Given task: For each line below that contains the string "contrôleur", copy that line.
★ ★ ★ ★ ★
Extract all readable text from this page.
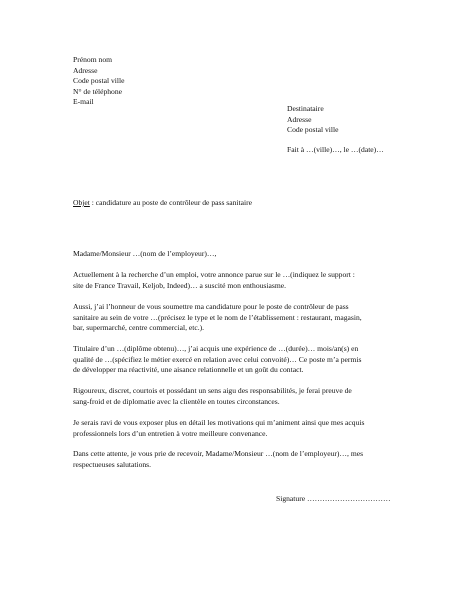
Prénom nom
Adresse
Code postal ville
N° de téléphone
E-mail
Destinataire
Adresse
Code postal ville
Fait à …(ville)…, le …(date)…
Objet : candidature au poste de contrôleur de pass sanitaire
Madame/Monsieur …(nom de l’employeur)…,
Actuellement à la recherche d’un emploi, votre annonce parue sur le …(indiquez le support :
site de France Travail, Keljob, Indeed)… a suscité mon enthousiasme.
Aussi, j’ai l’honneur de vous soumettre ma candidature pour le poste de contrôleur de pass
sanitaire au sein de votre …(précisez le type et le nom de l’établissement : restaurant, magasin,
bar, supermarché, centre commercial, etc.).
Titulaire d’un …(diplôme obtenu)…, j’ai acquis une expérience de …(durée)… mois/an(s) en
qualité de …(spécifiez le métier exercé en relation avec celui convoité)… Ce poste m’a permis
de développer ma réactivité, une aisance relationnelle et un goût du contact.
Rigoureux, discret, courtois et possédant un sens aigu des responsabilités, je ferai preuve de
sang-froid et de diplomatie avec la clientèle en toutes circonstances.
Je serais ravi de vous exposer plus en détail les motivations qui m’animent ainsi que mes acquis
professionnels lors d’un entretien à votre meilleure convenance.
Dans cette attente, je vous prie de recevoir, Madame/Monsieur …(nom de l’employeur)…, mes
respectueuses salutations.
Signature ……………………………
★ ★ ★ ★ ★
Answer:
Objet : candidature au poste de contrôleur de pass sanitaire
Aussi, j’ai l’honneur de vous soumettre ma candidature pour le poste de contrôleur de pass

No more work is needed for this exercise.